(Collection entries)

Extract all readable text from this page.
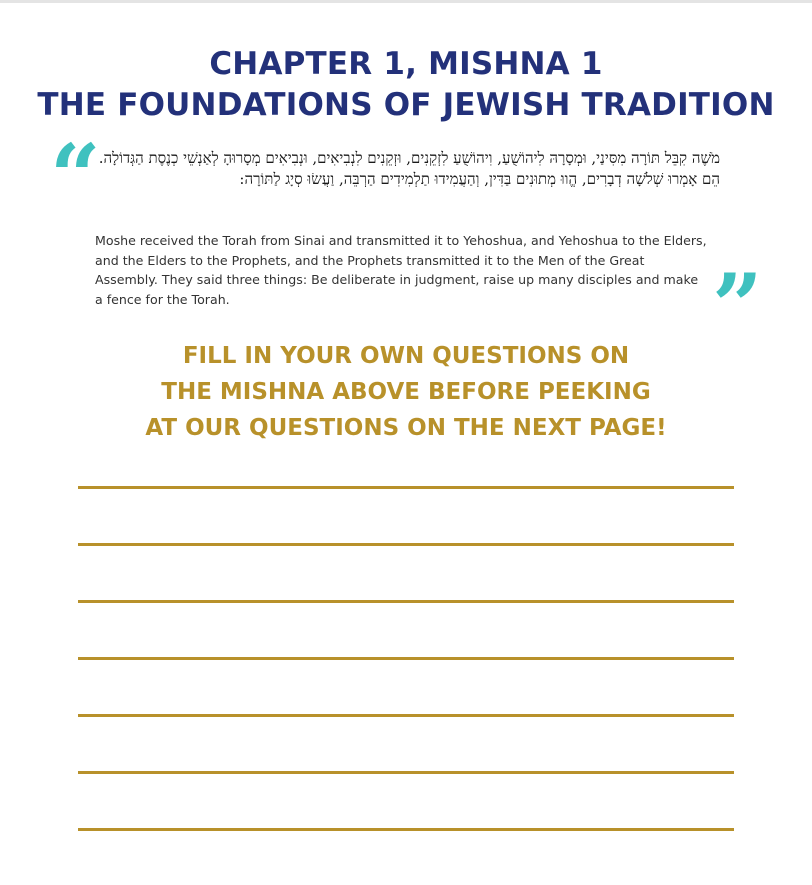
CHAPTER 1, MISHNA 1
THE FOUNDATIONS OF JEWISH TRADITION
“
מֹשֶׁה קִבֵּל תּוֹרָה מִסִּינַי, וּמְסָרָהּ לִיהוֹשֻׁעַ, וִיהוֹשֻׁעַ לִזְקֵנִים, וּזְקֵנִים לִנְבִיאִים, וּנְבִיאִים מְסָרוּהָ לְאַנְשֵׁי כְנֶסֶת הַגְּדוֹלָה. הֵם אָמְרוּ שְׁלֹשָׁה דְבָרִים, הֱווּ מְתוּנִים בַּדִּין, וְהַעֲמִידוּ תַלְמִידִים הַרְבֵּה, וַעֲשׂוּ סְיָג לַתּוֹרָה:
Moshe received the Torah from Sinai and transmitted it to Yehoshua, and Yehoshua to the Elders, and the Elders to the Prophets, and the Prophets transmitted it to the Men of the Great Assembly. They said three things: Be deliberate in judgment, raise up many disciples and make a fence for the Torah.	”
FILL IN YOUR OWN QUESTIONS ON
THE MISHNA ABOVE BEFORE PEEKING
AT OUR QUESTIONS ON THE NEXT PAGE!
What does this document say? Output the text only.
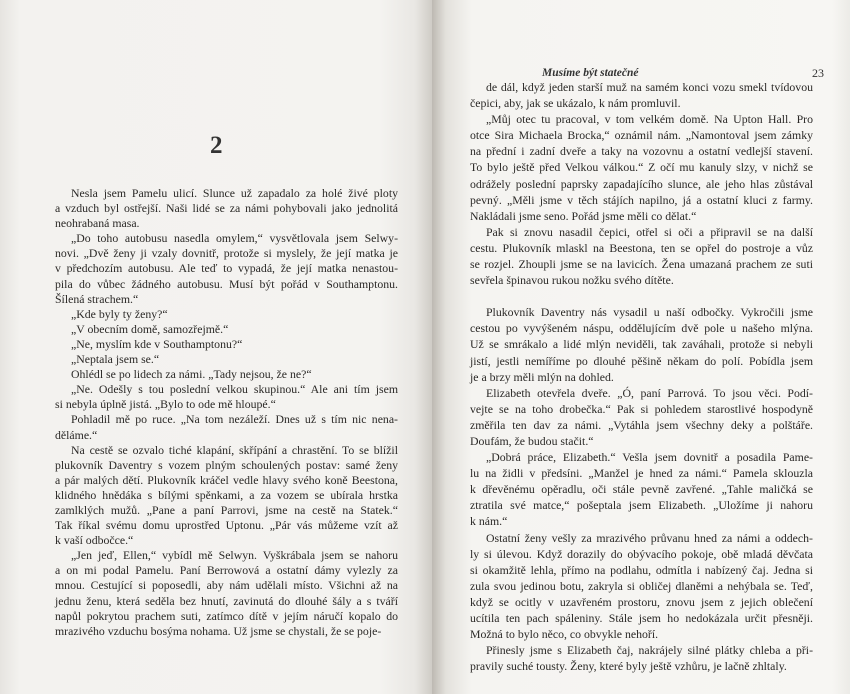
2
Nesla jsem Pamelu ulicí. Slunce už zapadalo za holé živé ploty
a vzduch byl ostřejší. Naši lidé se za námi pohybovali jako jednolitá
neohrabaná masa.
„Do toho autobusu nasedla omylem,“ vysvětlovala jsem Selwy-
novi. „Dvě ženy ji vzaly dovnitř, protože si myslely, že její matka je
v předchozím autobusu. Ale teď to vypadá, že její matka nenastou-
pila do vůbec žádného autobusu. Musí být pořád v Southamptonu.
Šílená strachem.“
„Kde byly ty ženy?“
„V obecním domě, samozřejmě.“
„Ne, myslím kde v Southamptonu?“
„Neptala jsem se.“
Ohlédl se po lidech za námi. „Tady nejsou, že ne?“
„Ne. Odešly s tou poslední velkou skupinou.“ Ale ani tím jsem
si nebyla úplně jistá. „Bylo to ode mě hloupé.“
Pohladil mě po ruce. „Na tom nezáleží. Dnes už s tím nic nena-
děláme.“
Na cestě se ozvalo tiché klapání, skřípání a chrastění. To se blížil
plukovník Daventry s vozem plným schoulených postav: samé ženy
a pár malých dětí. Plukovník kráčel vedle hlavy svého koně Beestona,
klidného hnědáka s bílými spěnkami, a za vozem se ubírala hrstka
zamlklých mužů. „Pane a paní Parrovi, jsme na cestě na Statek.“
Tak říkal svému domu uprostřed Uptonu. „Pár vás můžeme vzít až
k vaší odbočce.“
„Jen jeď, Ellen,“ vybídl mě Selwyn. Vyškrábala jsem se nahoru
a on mi podal Pamelu. Paní Berrowová a ostatní dámy vylezly za
mnou. Cestující si poposedli, aby nám udělali místo. Všichni až na
jednu ženu, která seděla bez hnutí, zavinutá do dlouhé šály a s tváří
napůl pokrytou prachem suti, zatímco dítě v jejím náručí kopalo do
mrazivého vzduchu bosýma nohama. Už jsme se chystali, že se poje-
Musíme být statečné	23
de dál, když jeden starší muž na samém konci vozu smekl tvídovou
čepici, aby, jak se ukázalo, k nám promluvil.
„Můj otec tu pracoval, v tom velkém domě. Na Upton Hall. Pro
otce Sira Michaela Brocka,“ oznámil nám. „Namontoval jsem zámky
na přední i zadní dveře a taky na vozovnu a ostatní vedlejší stavení.
To bylo ještě před Velkou válkou.“ Z očí mu kanuly slzy, v nichž se
odrážely poslední paprsky zapadajícího slunce, ale jeho hlas zůstával
pevný. „Měli jsme v těch stájích napilno, já a ostatní kluci z farmy.
Nakládali jsme seno. Pořád jsme měli co dělat.“
Pak si znovu nasadil čepici, otřel si oči a připravil se na další
cestu. Plukovník mlaskl na Beestona, ten se opřel do postroje a vůz
se rozjel. Zhoupli jsme se na lavicích. Žena umazaná prachem ze suti
sevřela špinavou rukou nožku svého dítěte.
Plukovník Daventry nás vysadil u naší odbočky. Vykročili jsme
cestou po vyvýšeném náspu, oddělujícím dvě pole u našeho mlýna.
Už se smrákalo a lidé mlýn neviděli, tak zaváhali, protože si nebyli
jistí, jestli nemíříme po dlouhé pěšině někam do polí. Pobídla jsem
je a brzy měli mlýn na dohled.
Elizabeth otevřela dveře. „Ó, paní Parrová. To jsou věci. Podí-
vejte se na toho drobečka.“ Pak si pohledem starostlivé hospodyně
změřila ten dav za námi. „Vytáhla jsem všechny deky a polštáře.
Doufám, že budou stačit.“
„Dobrá práce, Elizabeth.“ Vešla jsem dovnitř a posadila Pame-
lu na židli v předsíni. „Manžel je hned za námi.“ Pamela sklouzla
k dřevěnému opěradlu, oči stále pevně zavřené. „Tahle maličká se
ztratila své matce,“ pošeptala jsem Elizabeth. „Uložíme ji nahoru
k nám.“
Ostatní ženy vešly za mrazivého průvanu hned za námi a oddech-
ly si úlevou. Když dorazily do obývacího pokoje, obě mladá děvčata
si okamžitě lehla, přímo na podlahu, odmítla i nabízený čaj. Jedna si
zula svou jedinou botu, zakryla si obličej dlaněmi a nehýbala se. Teď,
když se ocitly v uzavřeném prostoru, znovu jsem z jejich oblečení
ucítila ten pach spáleniny. Stále jsem ho nedokázala určit přesněji.
Možná to bylo něco, co obvykle nehoří.
Přinesly jsme s Elizabeth čaj, nakrájely silné plátky chleba a při-
pravily suché tousty. Ženy, které byly ještě vzhůru, je lačně zhltaly.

TASK PROMPT: What comes back should match the records exactly, minus any pictures.

TASK ANSWER:
Extract all readable text from this page.
CHAPTER 1, MISHNA 1
THE FOUNDATIONS OF JEWISH TRADITION
“
מֹשֶׁה קִבֵּל תּוֹרָה מִסִּינַי, וּמְסָרָהּ לִיהוֹשֻׁעַ, וִיהוֹשֻׁעַ לִזְקֵנִים, וּזְקֵנִים לִנְבִיאִים, וּנְבִיאִים מְסָרוּהָ לְאַנְשֵׁי כְנֶסֶת הַגְּדוֹלָה. הֵם אָמְרוּ שְׁלֹשָׁה דְבָרִים, הֱווּ מְתוּנִים בַּדִּין, וְהַעֲמִידוּ תַלְמִידִים הַרְבֵּה, וַעֲשׂוּ סְיָג לַתּוֹרָה:
Moshe received the Torah from Sinai and transmitted it to Yehoshua, and Yehoshua to the Elders, and the Elders to the Prophets, and the Prophets transmitted it to the Men of the Great Assembly. They said three things: Be deliberate in judgment, raise up many disciples and make a fence for the Torah.	”
FILL IN YOUR OWN QUESTIONS ON
THE MISHNA ABOVE BEFORE PEEKING
AT OUR QUESTIONS ON THE NEXT PAGE!
What does this document say? Output the text only.
2
Nesla jsem Pamelu ulicí. Slunce už zapadalo za holé živé ploty
a vzduch byl ostřejší. Naši lidé se za námi pohybovali jako jednolitá
neohrabaná masa.
„Do toho autobusu nasedla omylem,“ vysvětlovala jsem Selwy-
novi. „Dvě ženy ji vzaly dovnitř, protože si myslely, že její matka je
v předchozím autobusu. Ale teď to vypadá, že její matka nenastou-
pila do vůbec žádného autobusu. Musí být pořád v Southamptonu.
Šílená strachem.“
„Kde byly ty ženy?“
„V obecním domě, samozřejmě.“
„Ne, myslím kde v Southamptonu?“
„Neptala jsem se.“
Ohlédl se po lidech za námi. „Tady nejsou, že ne?“
„Ne. Odešly s tou poslední velkou skupinou.“ Ale ani tím jsem
si nebyla úplně jistá. „Bylo to ode mě hloupé.“
Pohladil mě po ruce. „Na tom nezáleží. Dnes už s tím nic nena-
děláme.“
Na cestě se ozvalo tiché klapání, skřípání a chrastění. To se blížil
plukovník Daventry s vozem plným schoulených postav: samé ženy
a pár malých dětí. Plukovník kráčel vedle hlavy svého koně Beestona,
klidného hnědáka s bílými spěnkami, a za vozem se ubírala hrstka
zamlklých mužů. „Pane a paní Parrovi, jsme na cestě na Statek.“
Tak říkal svému domu uprostřed Uptonu. „Pár vás můžeme vzít až
k vaší odbočce.“
„Jen jeď, Ellen,“ vybídl mě Selwyn. Vyškrábala jsem se nahoru
a on mi podal Pamelu. Paní Berrowová a ostatní dámy vylezly za
mnou. Cestující si poposedli, aby nám udělali místo. Všichni až na
jednu ženu, která seděla bez hnutí, zavinutá do dlouhé šály a s tváří
napůl pokrytou prachem suti, zatímco dítě v jejím náručí kopalo do
mrazivého vzduchu bosýma nohama. Už jsme se chystali, že se poje-
Musíme být statečné	23
de dál, když jeden starší muž na samém konci vozu smekl tvídovou
čepici, aby, jak se ukázalo, k nám promluvil.
„Můj otec tu pracoval, v tom velkém domě. Na Upton Hall. Pro
otce Sira Michaela Brocka,“ oznámil nám. „Namontoval jsem zámky
na přední i zadní dveře a taky na vozovnu a ostatní vedlejší stavení.
To bylo ještě před Velkou válkou.“ Z očí mu kanuly slzy, v nichž se
odrážely poslední paprsky zapadajícího slunce, ale jeho hlas zůstával
pevný. „Měli jsme v těch stájích napilno, já a ostatní kluci z farmy.
Nakládali jsme seno. Pořád jsme měli co dělat.“
Pak si znovu nasadil čepici, otřel si oči a připravil se na další
cestu. Plukovník mlaskl na Beestona, ten se opřel do postroje a vůz
se rozjel. Zhoupli jsme se na lavicích. Žena umazaná prachem ze suti
sevřela špinavou rukou nožku svého dítěte.
Plukovník Daventry nás vysadil u naší odbočky. Vykročili jsme
cestou po vyvýšeném náspu, oddělujícím dvě pole u našeho mlýna.
Už se smrákalo a lidé mlýn neviděli, tak zaváhali, protože si nebyli
jistí, jestli nemíříme po dlouhé pěšině někam do polí. Pobídla jsem
je a brzy měli mlýn na dohled.
Elizabeth otevřela dveře. „Ó, paní Parrová. To jsou věci. Podí-
vejte se na toho drobečka.“ Pak si pohledem starostlivé hospodyně
změřila ten dav za námi. „Vytáhla jsem všechny deky a polštáře.
Doufám, že budou stačit.“
„Dobrá práce, Elizabeth.“ Vešla jsem dovnitř a posadila Pame-
lu na židli v předsíni. „Manžel je hned za námi.“ Pamela sklouzla
k dřevěnému opěradlu, oči stále pevně zavřené. „Tahle maličká se
ztratila své matce,“ pošeptala jsem Elizabeth. „Uložíme ji nahoru
k nám.“
Ostatní ženy vešly za mrazivého průvanu hned za námi a oddech-
ly si úlevou. Když dorazily do obývacího pokoje, obě mladá děvčata
si okamžitě lehla, přímo na podlahu, odmítla i nabízený čaj. Jedna si
zula svou jedinou botu, zakryla si obličej dlaněmi a nehýbala se. Teď,
když se ocitly v uzavřeném prostoru, znovu jsem z jejich oblečení
ucítila ten pach spáleniny. Stále jsem ho nedokázala určit přesněji.
Možná to bylo něco, co obvykle nehoří.
Přinesly jsme s Elizabeth čaj, nakrájely silné plátky chleba a při-
pravily suché tousty. Ženy, které byly ještě vzhůru, je lačně zhltaly.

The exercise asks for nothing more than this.